▼
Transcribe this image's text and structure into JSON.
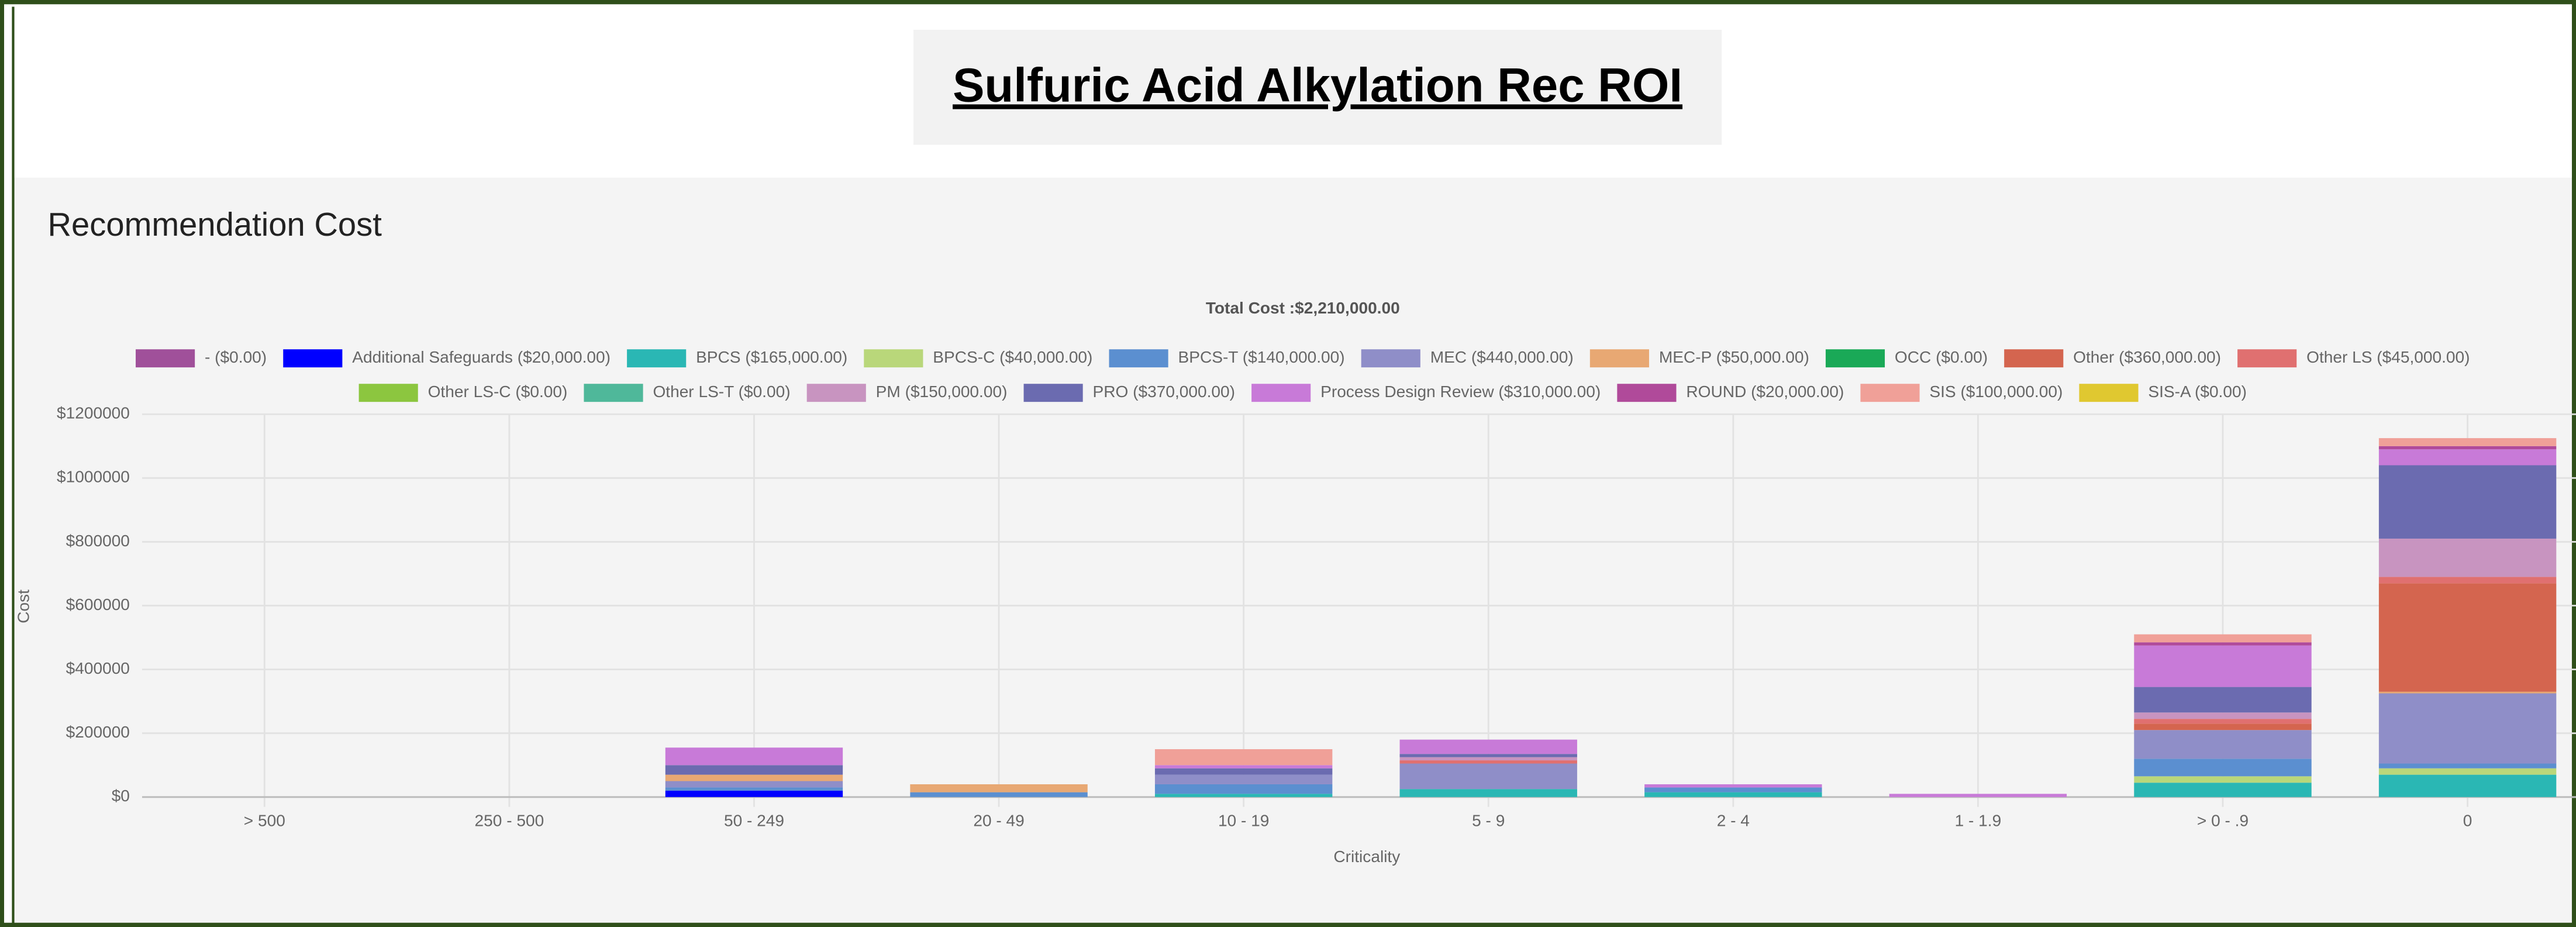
{
  "page_title": "Sulfuric Acid Alkylation Rec ROI",
  "chart_data": {
    "type": "stacked_bar",
    "title": "Recommendation Cost",
    "subtitle": "Total Cost :$2,210,000.00",
    "xlabel": "Criticality",
    "ylabel": "Cost",
    "categories": [
      "> 500",
      "250 - 500",
      "50 - 249",
      "20 - 49",
      "10 - 19",
      "5 - 9",
      "2 - 4",
      "1 - 1.9",
      "> 0 - .9",
      "0"
    ],
    "ylim": [
      0,
      1200000
    ],
    "yticks": [
      {
        "value": 0,
        "label": "$0"
      },
      {
        "value": 200000,
        "label": "$200000"
      },
      {
        "value": 400000,
        "label": "$400000"
      },
      {
        "value": 600000,
        "label": "$600000"
      },
      {
        "value": 800000,
        "label": "$800000"
      },
      {
        "value": 1000000,
        "label": "$1000000"
      },
      {
        "value": 1200000,
        "label": "$1200000"
      }
    ],
    "grid": true,
    "legend": "top",
    "series": [
      {
        "name": "- ($0.00)",
        "color": "#a0509a",
        "values": [
          0,
          0,
          0,
          0,
          0,
          0,
          0,
          0,
          0,
          0
        ]
      },
      {
        "name": "Additional Safeguards ($20,000.00)",
        "color": "#0000ff",
        "values": [
          0,
          0,
          20000,
          0,
          0,
          0,
          0,
          0,
          0,
          0
        ]
      },
      {
        "name": "BPCS ($165,000.00)",
        "color": "#2ab7b4",
        "values": [
          0,
          0,
          0,
          0,
          10000,
          25000,
          15000,
          0,
          45000,
          70000
        ]
      },
      {
        "name": "BPCS-C ($40,000.00)",
        "color": "#b9d77a",
        "values": [
          0,
          0,
          0,
          0,
          0,
          0,
          0,
          0,
          20000,
          20000
        ]
      },
      {
        "name": "BPCS-T ($140,000.00)",
        "color": "#5b8fd0",
        "values": [
          0,
          0,
          10000,
          15000,
          30000,
          0,
          15000,
          0,
          55000,
          15000
        ]
      },
      {
        "name": "MEC ($440,000.00)",
        "color": "#8f8ec8",
        "values": [
          0,
          0,
          20000,
          0,
          30000,
          80000,
          0,
          0,
          90000,
          220000
        ]
      },
      {
        "name": "MEC-P ($50,000.00)",
        "color": "#e8a873",
        "values": [
          0,
          0,
          20000,
          25000,
          0,
          0,
          0,
          0,
          0,
          5000
        ]
      },
      {
        "name": "OCC ($0.00)",
        "color": "#1aa957",
        "values": [
          0,
          0,
          0,
          0,
          0,
          0,
          0,
          0,
          0,
          0
        ]
      },
      {
        "name": "Other ($360,000.00)",
        "color": "#d4654f",
        "values": [
          0,
          0,
          0,
          0,
          0,
          0,
          0,
          0,
          20000,
          340000
        ]
      },
      {
        "name": "Other LS ($45,000.00)",
        "color": "#e07070",
        "values": [
          0,
          0,
          0,
          0,
          0,
          10000,
          0,
          0,
          15000,
          20000
        ]
      },
      {
        "name": "Other LS-C ($0.00)",
        "color": "#8cc63f",
        "values": [
          0,
          0,
          0,
          0,
          0,
          0,
          0,
          0,
          0,
          0
        ]
      },
      {
        "name": "Other LS-T ($0.00)",
        "color": "#4fb89a",
        "values": [
          0,
          0,
          0,
          0,
          0,
          0,
          0,
          0,
          0,
          0
        ]
      },
      {
        "name": "PM ($150,000.00)",
        "color": "#c894c0",
        "values": [
          0,
          0,
          0,
          0,
          0,
          10000,
          0,
          0,
          20000,
          120000
        ]
      },
      {
        "name": "PRO ($370,000.00)",
        "color": "#6b6bb0",
        "values": [
          0,
          0,
          30000,
          0,
          20000,
          10000,
          0,
          0,
          80000,
          230000
        ]
      },
      {
        "name": "Process Design Review ($310,000.00)",
        "color": "#c87ad8",
        "values": [
          0,
          0,
          55000,
          0,
          10000,
          45000,
          10000,
          10000,
          130000,
          50000
        ]
      },
      {
        "name": "ROUND ($20,000.00)",
        "color": "#b04a9a",
        "values": [
          0,
          0,
          0,
          0,
          0,
          0,
          0,
          0,
          10000,
          10000
        ]
      },
      {
        "name": "SIS ($100,000.00)",
        "color": "#f0a098",
        "values": [
          0,
          0,
          0,
          0,
          50000,
          0,
          0,
          0,
          25000,
          25000
        ]
      },
      {
        "name": "SIS-A ($0.00)",
        "color": "#e0c830",
        "values": [
          0,
          0,
          0,
          0,
          0,
          0,
          0,
          0,
          0,
          0
        ]
      }
    ]
  }
}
▲
> _Exercise directions_
Return all lines containing the word "Other".

> _Final answer_
        "name": "Other ($360,000.00)",
        "name": "Other LS ($45,000.00)",
        "name": "Other LS-C ($0.00)",
        "name": "Other LS-T ($0.00)",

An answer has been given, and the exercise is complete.